Set the listing down again in full, word for word, with the pictures left out.

(Saved data entries)

--

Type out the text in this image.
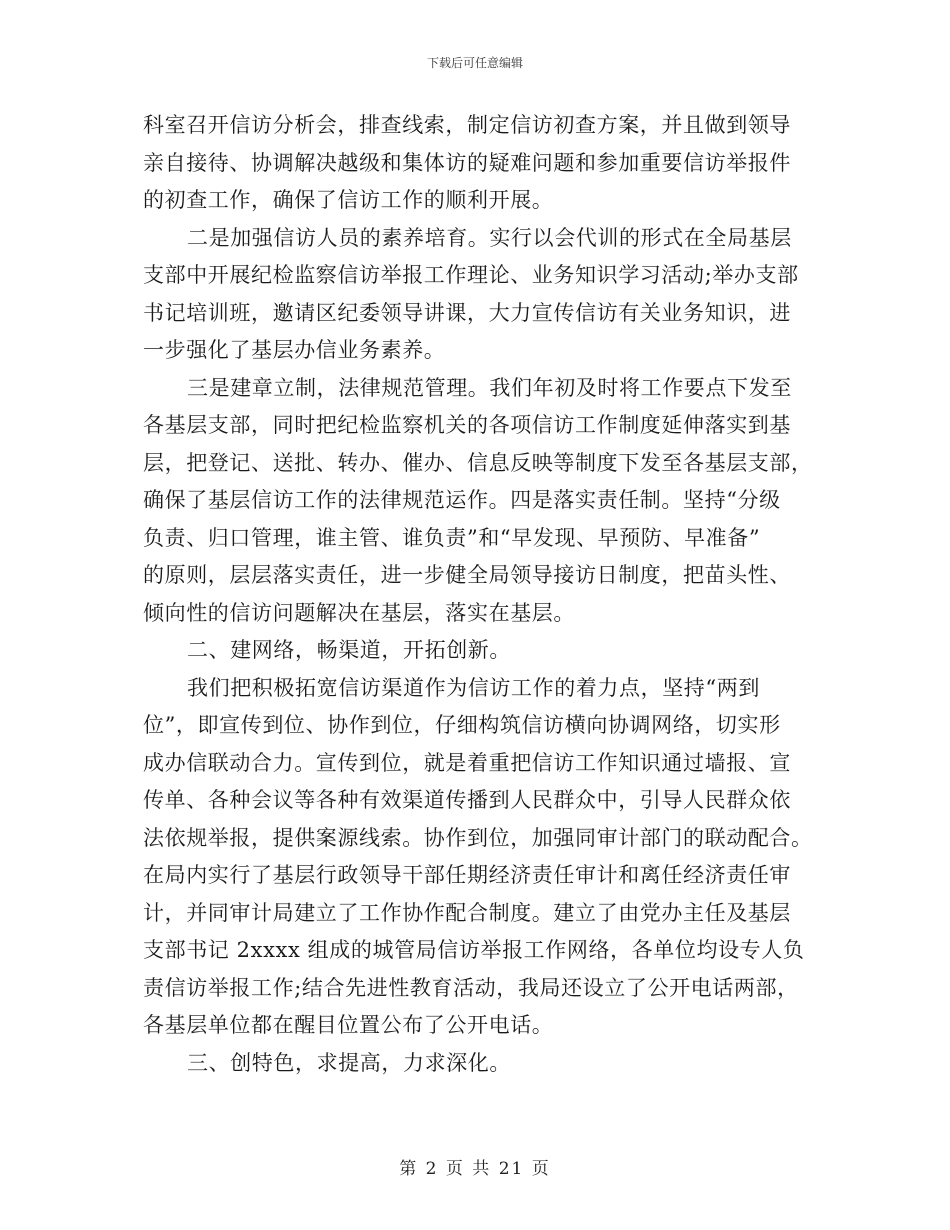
下载后可任意编辑
科室召开信访分析会，排查线索，制定信访初查方案，并且做到领导
亲自接待、协调解决越级和集体访的疑难问题和参加重要信访举报件
的初查工作，确保了信访工作的顺利开展。
二是加强信访人员的素养培育。实行以会代训的形式在全局基层
支部中开展纪检监察信访举报工作理论、业务知识学习活动;举办支部
书记培训班，邀请区纪委领导讲课，大力宣传信访有关业务知识，进
一步强化了基层办信业务素养。
三是建章立制，法律规范管理。我们年初及时将工作要点下发至
各基层支部，同时把纪检监察机关的各项信访工作制度延伸落实到基
层，把登记、送批、转办、催办、信息反映等制度下发至各基层支部，
确保了基层信访工作的法律规范运作。四是落实责任制。坚持“分级
负责、归口管理，谁主管、谁负责”和“早发现、早预防、早准备”
的原则，层层落实责任，进一步健全局领导接访日制度，把苗头性、
倾向性的信访问题解决在基层，落实在基层。
二、建网络，畅渠道，开拓创新。
我们把积极拓宽信访渠道作为信访工作的着力点，坚持“两到
位”，即宣传到位、协作到位，仔细构筑信访横向协调网络，切实形
成办信联动合力。宣传到位，就是着重把信访工作知识通过墙报、宣
传单、各种会议等各种有效渠道传播到人民群众中，引导人民群众依
法依规举报，提供案源线索。协作到位，加强同审计部门的联动配合。
在局内实行了基层行政领导干部任期经济责任审计和离任经济责任审
计，并同审计局建立了工作协作配合制度。建立了由党办主任及基层
支部书记 2xxxx 组成的城管局信访举报工作网络，各单位均设专人负
责信访举报工作;结合先进性教育活动，我局还设立了公开电话两部，
各基层单位都在醒目位置公布了公开电话。
三、创特色，求提高，力求深化。
第 2 页 共 21 页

--

Reply →
Type out the text in this image.
下载后可任意编辑
科室召开信访分析会，排查线索，制定信访初查方案，并且做到领导
亲自接待、协调解决越级和集体访的疑难问题和参加重要信访举报件
的初查工作，确保了信访工作的顺利开展。
二是加强信访人员的素养培育。实行以会代训的形式在全局基层
支部中开展纪检监察信访举报工作理论、业务知识学习活动;举办支部
书记培训班，邀请区纪委领导讲课，大力宣传信访有关业务知识，进
一步强化了基层办信业务素养。
三是建章立制，法律规范管理。我们年初及时将工作要点下发至
各基层支部，同时把纪检监察机关的各项信访工作制度延伸落实到基
层，把登记、送批、转办、催办、信息反映等制度下发至各基层支部，
确保了基层信访工作的法律规范运作。四是落实责任制。坚持“分级
负责、归口管理，谁主管、谁负责”和“早发现、早预防、早准备”
的原则，层层落实责任，进一步健全局领导接访日制度，把苗头性、
倾向性的信访问题解决在基层，落实在基层。
二、建网络，畅渠道，开拓创新。
我们把积极拓宽信访渠道作为信访工作的着力点，坚持“两到
位”，即宣传到位、协作到位，仔细构筑信访横向协调网络，切实形
成办信联动合力。宣传到位，就是着重把信访工作知识通过墙报、宣
传单、各种会议等各种有效渠道传播到人民群众中，引导人民群众依
法依规举报，提供案源线索。协作到位，加强同审计部门的联动配合。
在局内实行了基层行政领导干部任期经济责任审计和离任经济责任审
计，并同审计局建立了工作协作配合制度。建立了由党办主任及基层
支部书记 2xxxx 组成的城管局信访举报工作网络，各单位均设专人负
责信访举报工作;结合先进性教育活动，我局还设立了公开电话两部，
各基层单位都在醒目位置公布了公开电话。
三、创特色，求提高，力求深化。
第 2 页 共 21 页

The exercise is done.